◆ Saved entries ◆

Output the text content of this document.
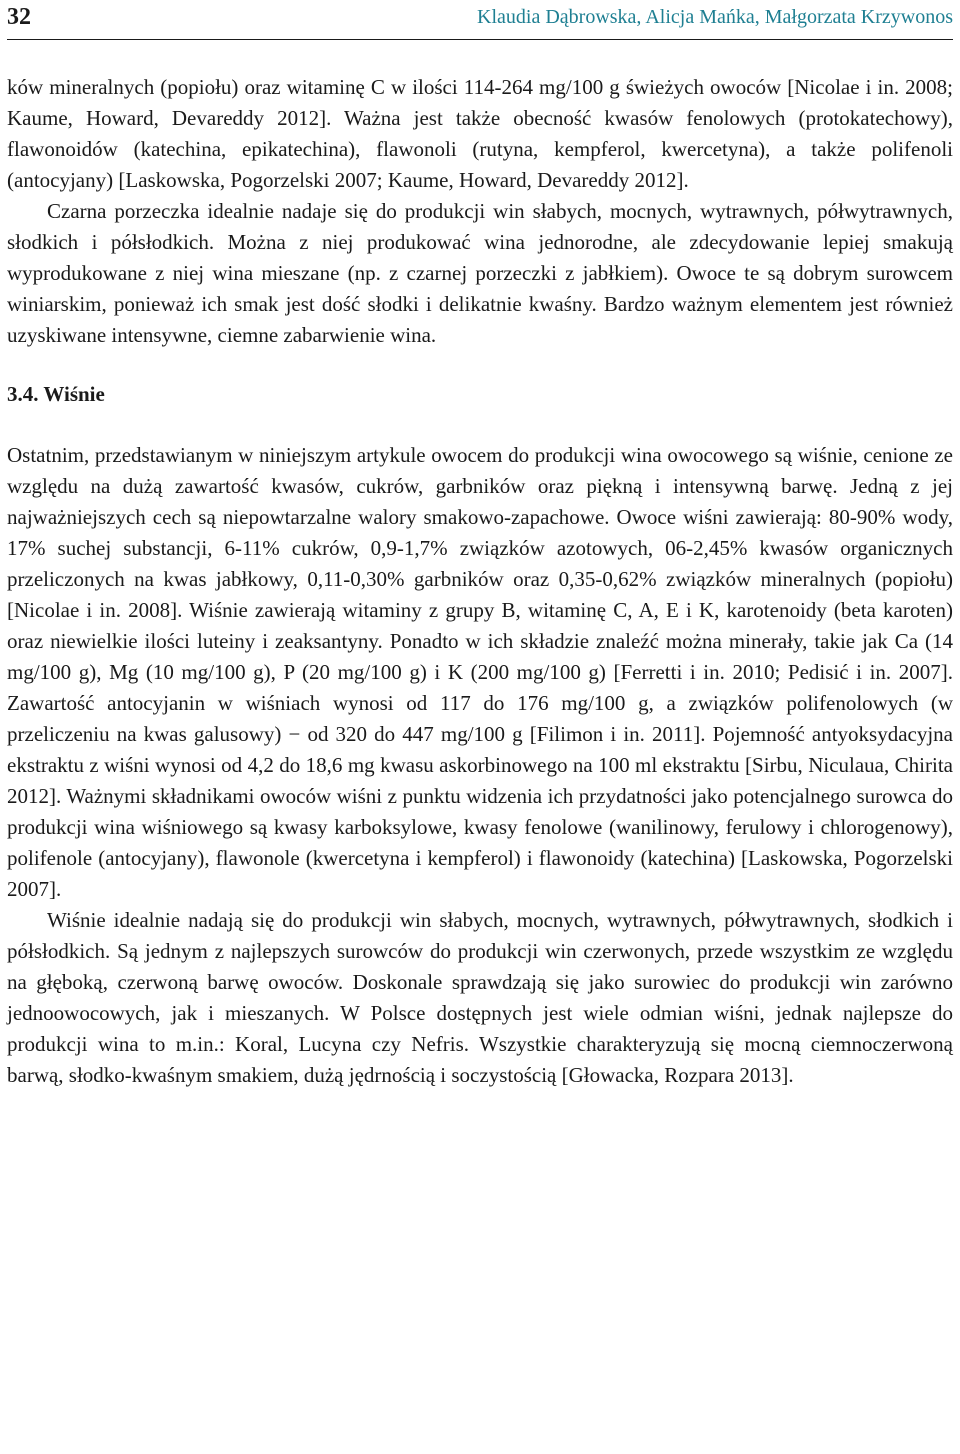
32	Klaudia Dąbrowska, Alicja Mańka, Małgorzata Krzywonos

ków mineralnych (popiołu) oraz witaminę C w ilości 114-264 mg/100 g świeżych owoców [Nicolae i in. 2008; Kaume, Howard, Devareddy 2012]. Ważna jest także obecność kwasów fenolowych (protokatechowy), flawonoidów (katechina, epikatechina), flawonoli (rutyna, kempferol, kwercetyna), a także polifenoli (antocyjany) [Laskowska, Pogorzelski 2007; Kaume, Howard, Devareddy 2012].

Czarna porzeczka idealnie nadaje się do produkcji win słabych, mocnych, wytrawnych, półwytrawnych, słodkich i półsłodkich. Można z niej produkować wina jednorodne, ale zdecydowanie lepiej smakują wyprodukowane z niej wina mieszane (np. z czarnej porzeczki z jabłkiem). Owoce te są dobrym surowcem winiarskim, ponieważ ich smak jest dość słodki i delikatnie kwaśny. Bardzo ważnym elementem jest również uzyskiwane intensywne, ciemne zabarwienie wina.

3.4. Wiśnie

Ostatnim, przedstawianym w niniejszym artykule owocem do produkcji wina owocowego są wiśnie, cenione ze względu na dużą zawartość kwasów, cukrów, garbników oraz piękną i intensywną barwę. Jedną z jej najważniejszych cech są niepowtarzalne walory smakowo-zapachowe. Owoce wiśni zawierają: 80-90% wody, 17% suchej substancji, 6-11% cukrów, 0,9-1,7% związków azotowych, 06-2,45% kwasów organicznych przeliczonych na kwas jabłkowy, 0,11-0,30% garbników oraz 0,35-0,62% związków mineralnych (popiołu) [Nicolae i in. 2008]. Wiśnie zawierają witaminy z grupy B, witaminę C, A, E i K, karotenoidy (beta karoten) oraz niewielkie ilości luteiny i zeaksantyny. Ponadto w ich składzie znaleźć można minerały, takie jak Ca (14 mg/100 g), Mg (10 mg/100 g), P (20 mg/100 g) i K (200 mg/100 g) [Ferretti i in. 2010; Pedisić i in. 2007]. Zawartość antocyjanin w wiśniach wynosi od 117 do 176 mg/100 g, a związków polifenolowych (w przeliczeniu na kwas galusowy) − od 320 do 447 mg/100 g [Filimon i in. 2011]. Pojemność antyoksydacyjna ekstraktu z wiśni wynosi od 4,2 do 18,6 mg kwasu askorbinowego na 100 ml ekstraktu [Sirbu, Niculaua, Chirita 2012]. Ważnymi składnikami owoców wiśni z punktu widzenia ich przydatności jako potencjalnego surowca do produkcji wina wiśniowego są kwasy karboksylowe, kwasy fenolowe (wanilinowy, ferulowy i chlorogenowy), polifenole (antocyjany), flawonole (kwercetyna i kempferol) i flawonoidy (katechina) [Laskowska, Pogorzelski 2007].

Wiśnie idealnie nadają się do produkcji win słabych, mocnych, wytrawnych, półwytrawnych, słodkich i półsłodkich. Są jednym z najlepszych surowców do produkcji win czerwonych, przede wszystkim ze względu na głęboką, czerwoną barwę owoców. Doskonale sprawdzają się jako surowiec do produkcji win zarówno jednoowocowych, jak i mieszanych. W Polsce dostępnych jest wiele odmian wiśni, jednak najlepsze do produkcji wina to m.in.: Koral, Lucyna czy Nefris. Wszystkie charakteryzują się mocną ciemnoczerwoną barwą, słodko-kwaśnym smakiem, dużą jędrnością i soczystością [Głowacka, Rozpara 2013].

◆ Required work ◆
Retype the whole listing, keeping every line identical and omitting all pictures.

◆ Exercise solution ◆
Output the text content of this document.
32	Klaudia Dąbrowska, Alicja Mańka, Małgorzata Krzywonos

ków mineralnych (popiołu) oraz witaminę C w ilości 114-264 mg/100 g świeżych owoców [Nicolae i in. 2008; Kaume, Howard, Devareddy 2012]. Ważna jest także obecność kwasów fenolowych (protokatechowy), flawonoidów (katechina, epikatechina), flawonoli (rutyna, kempferol, kwercetyna), a także polifenoli (antocyjany) [Laskowska, Pogorzelski 2007; Kaume, Howard, Devareddy 2012].

Czarna porzeczka idealnie nadaje się do produkcji win słabych, mocnych, wytrawnych, półwytrawnych, słodkich i półsłodkich. Można z niej produkować wina jednorodne, ale zdecydowanie lepiej smakują wyprodukowane z niej wina mieszane (np. z czarnej porzeczki z jabłkiem). Owoce te są dobrym surowcem winiarskim, ponieważ ich smak jest dość słodki i delikatnie kwaśny. Bardzo ważnym elementem jest również uzyskiwane intensywne, ciemne zabarwienie wina.

3.4. Wiśnie

Ostatnim, przedstawianym w niniejszym artykule owocem do produkcji wina owocowego są wiśnie, cenione ze względu na dużą zawartość kwasów, cukrów, garbników oraz piękną i intensywną barwę. Jedną z jej najważniejszych cech są niepowtarzalne walory smakowo-zapachowe. Owoce wiśni zawierają: 80-90% wody, 17% suchej substancji, 6-11% cukrów, 0,9-1,7% związków azotowych, 06-2,45% kwasów organicznych przeliczonych na kwas jabłkowy, 0,11-0,30% garbników oraz 0,35-0,62% związków mineralnych (popiołu) [Nicolae i in. 2008]. Wiśnie zawierają witaminy z grupy B, witaminę C, A, E i K, karotenoidy (beta karoten) oraz niewielkie ilości luteiny i zeaksantyny. Ponadto w ich składzie znaleźć można minerały, takie jak Ca (14 mg/100 g), Mg (10 mg/100 g), P (20 mg/100 g) i K (200 mg/100 g) [Ferretti i in. 2010; Pedisić i in. 2007]. Zawartość antocyjanin w wiśniach wynosi od 117 do 176 mg/100 g, a związków polifenolowych (w przeliczeniu na kwas galusowy) − od 320 do 447 mg/100 g [Filimon i in. 2011]. Pojemność antyoksydacyjna ekstraktu z wiśni wynosi od 4,2 do 18,6 mg kwasu askorbinowego na 100 ml ekstraktu [Sirbu, Niculaua, Chirita 2012]. Ważnymi składnikami owoców wiśni z punktu widzenia ich przydatności jako potencjalnego surowca do produkcji wina wiśniowego są kwasy karboksylowe, kwasy fenolowe (wanilinowy, ferulowy i chlorogenowy), polifenole (antocyjany), flawonole (kwercetyna i kempferol) i flawonoidy (katechina) [Laskowska, Pogorzelski 2007].

Wiśnie idealnie nadają się do produkcji win słabych, mocnych, wytrawnych, półwytrawnych, słodkich i półsłodkich. Są jednym z najlepszych surowców do produkcji win czerwonych, przede wszystkim ze względu na głęboką, czerwoną barwę owoców. Doskonale sprawdzają się jako surowiec do produkcji win zarówno jednoowocowych, jak i mieszanych. W Polsce dostępnych jest wiele odmian wiśni, jednak najlepsze do produkcji wina to m.in.: Koral, Lucyna czy Nefris. Wszystkie charakteryzują się mocną ciemnoczerwoną barwą, słodko-kwaśnym smakiem, dużą jędrnością i soczystością [Głowacka, Rozpara 2013].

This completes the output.